_Short exercise_
Find the lines in these entries that include the word "this" and state how many there are, with no other words.

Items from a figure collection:
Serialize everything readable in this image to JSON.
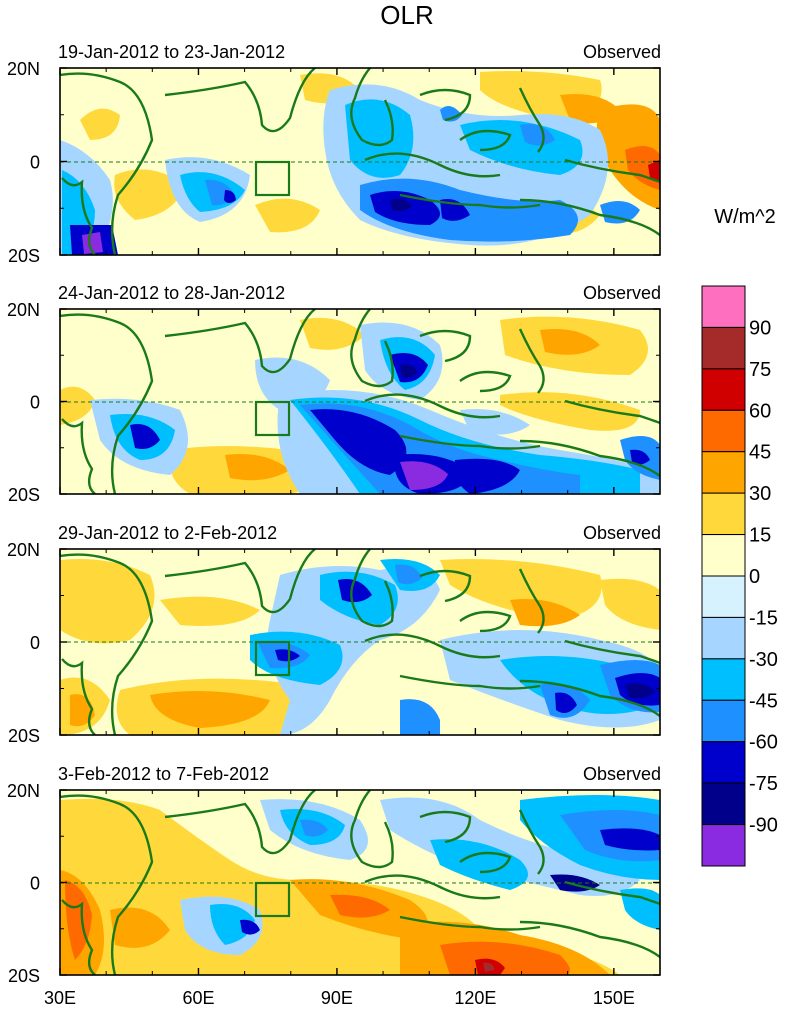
{
  "title": "OLR",
  "units": "W/m^2",
  "panels": [
    {
      "period": "19-Jan-2012 to 23-Jan-2012",
      "status": "Observed"
    },
    {
      "period": "24-Jan-2012 to 28-Jan-2012",
      "status": "Observed"
    },
    {
      "period": "29-Jan-2012 to 2-Feb-2012",
      "status": "Observed"
    },
    {
      "period": "3-Feb-2012 to 7-Feb-2012",
      "status": "Observed"
    }
  ],
  "lat_labels": [
    "20N",
    "0",
    "20S"
  ],
  "lon_labels": [
    "30E",
    "60E",
    "90E",
    "120E",
    "150E"
  ],
  "lon_ticks_deg": [
    30,
    60,
    90,
    120,
    150
  ],
  "lon_range": [
    30,
    160
  ],
  "lat_range": [
    -20,
    20
  ],
  "colorbar": {
    "levels": [
      "90",
      "75",
      "60",
      "45",
      "30",
      "15",
      "0",
      "-15",
      "-30",
      "-45",
      "-60",
      "-75",
      "-90"
    ],
    "colors": [
      "#ff6fc0",
      "#a52a2a",
      "#d00000",
      "#ff6a00",
      "#ffa500",
      "#ffd93b",
      "#ffffcc",
      "#d6f2ff",
      "#a6d6ff",
      "#00bfff",
      "#1e90ff",
      "#0000cd",
      "#00008b",
      "#8a2be2"
    ]
  },
  "coast_color": "#1a7a1a",
  "feature_colors": {
    "positive": "#ffd93b",
    "strong_positive": "#ffa500",
    "negative": "#00bfff",
    "strong_negative": "#0000cd"
  }
}
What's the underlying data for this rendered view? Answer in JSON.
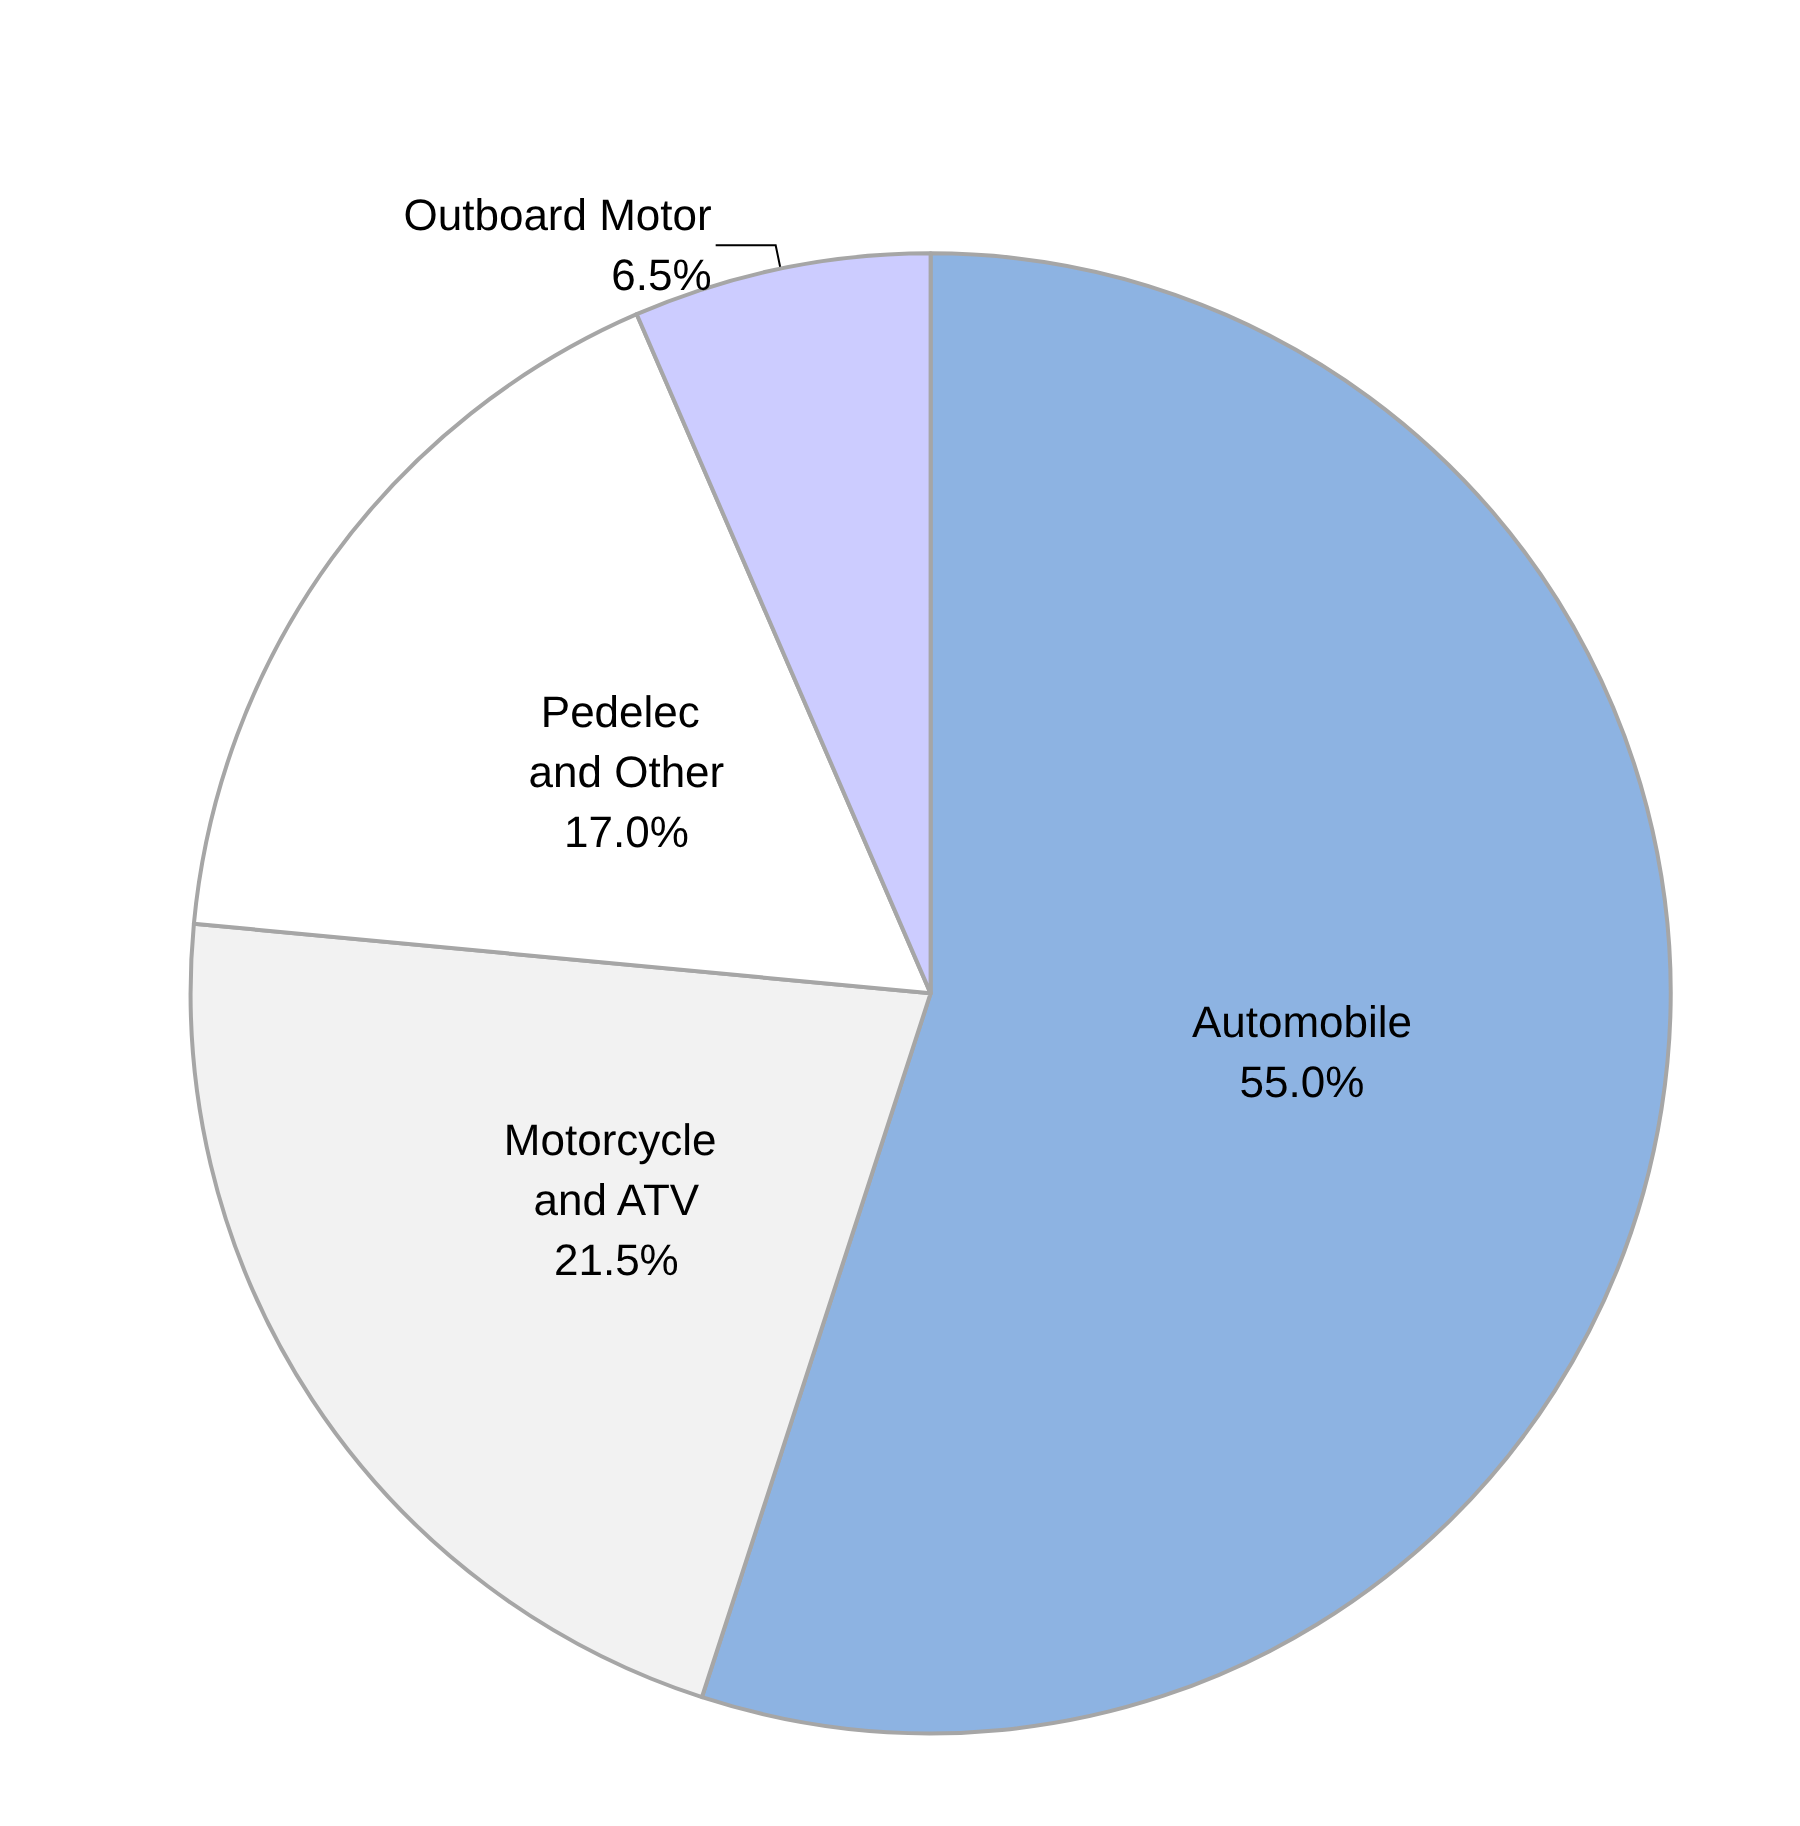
{
  "chart_data": {
    "type": "pie",
    "categories": [
      "Automobile",
      "Motorcycle and ATV",
      "Pedelec and Other",
      "Outboard Motor"
    ],
    "values": [
      55.0,
      21.5,
      17.0,
      6.5
    ],
    "value_labels": [
      "55.0%",
      "21.5%",
      "17.0%",
      "6.5%"
    ],
    "colors": [
      "#8db3e2",
      "#f2f2f2",
      "#ffffff",
      "#ccccff"
    ],
    "legend": false
  }
}
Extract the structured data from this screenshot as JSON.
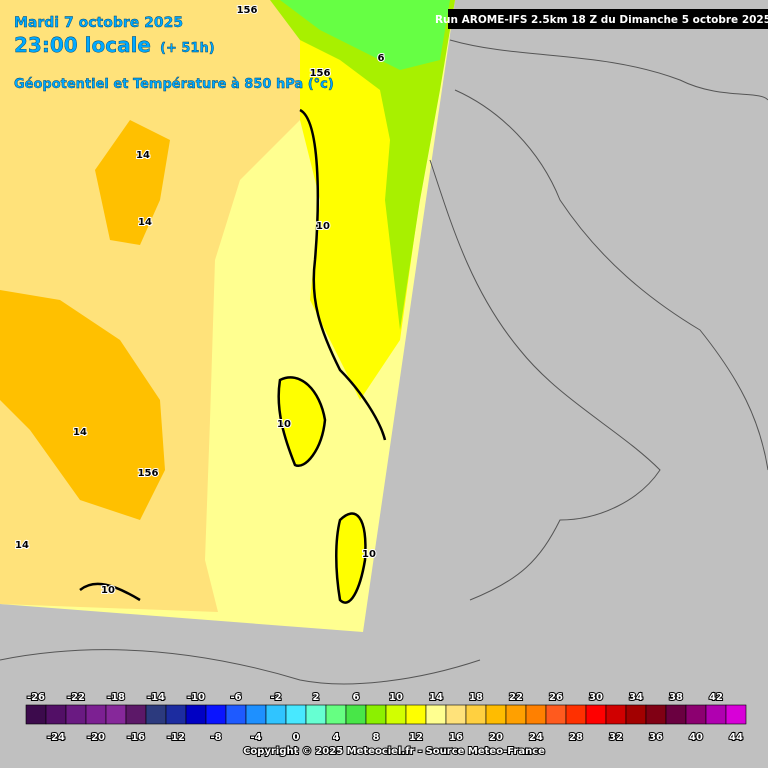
{
  "header": {
    "date": "Mardi 7 octobre 2025",
    "time": "23:00 locale",
    "lead": "(+ 51h)",
    "field": "Géopotentiel et Température à 850 hPa (°c)"
  },
  "run": "Run AROME-IFS 2.5km 18 Z du Dimanche 5 octobre 2025",
  "map_labels": [
    "156",
    "6",
    "156",
    "14",
    "14",
    "10",
    "10",
    "14",
    "156",
    "14",
    "10",
    "10"
  ],
  "legend": {
    "values": [
      -26,
      -24,
      -22,
      -20,
      -18,
      -16,
      -14,
      -12,
      -10,
      -8,
      -6,
      -4,
      -2,
      0,
      2,
      4,
      6,
      8,
      10,
      12,
      14,
      16,
      18,
      20,
      22,
      24,
      26,
      28,
      30,
      32,
      34,
      36,
      38,
      40,
      42,
      44
    ],
    "colors": [
      "#3c0a4c",
      "#520f66",
      "#6a1a82",
      "#7c2092",
      "#86289a",
      "#5c1868",
      "#2c3a7e",
      "#1c2ca0",
      "#0000c4",
      "#0a14ff",
      "#1e5aff",
      "#1e90ff",
      "#30c4ff",
      "#48e8ff",
      "#66ffd2",
      "#66ff82",
      "#48e648",
      "#8cf000",
      "#d2ff00",
      "#ffff00",
      "#ffff90",
      "#ffe27a",
      "#ffd040",
      "#ffbc00",
      "#ffa000",
      "#ff8000",
      "#ff5a1e",
      "#ff3000",
      "#ff0000",
      "#d00000",
      "#a20000",
      "#800014",
      "#6a0040",
      "#8c0070",
      "#b000b0",
      "#d800d8",
      "#ff40ff",
      "#ff90ff"
    ]
  },
  "copyright": "Copyright © 2025 Meteociel.fr - Source Meteo-France"
}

_Answer below_
3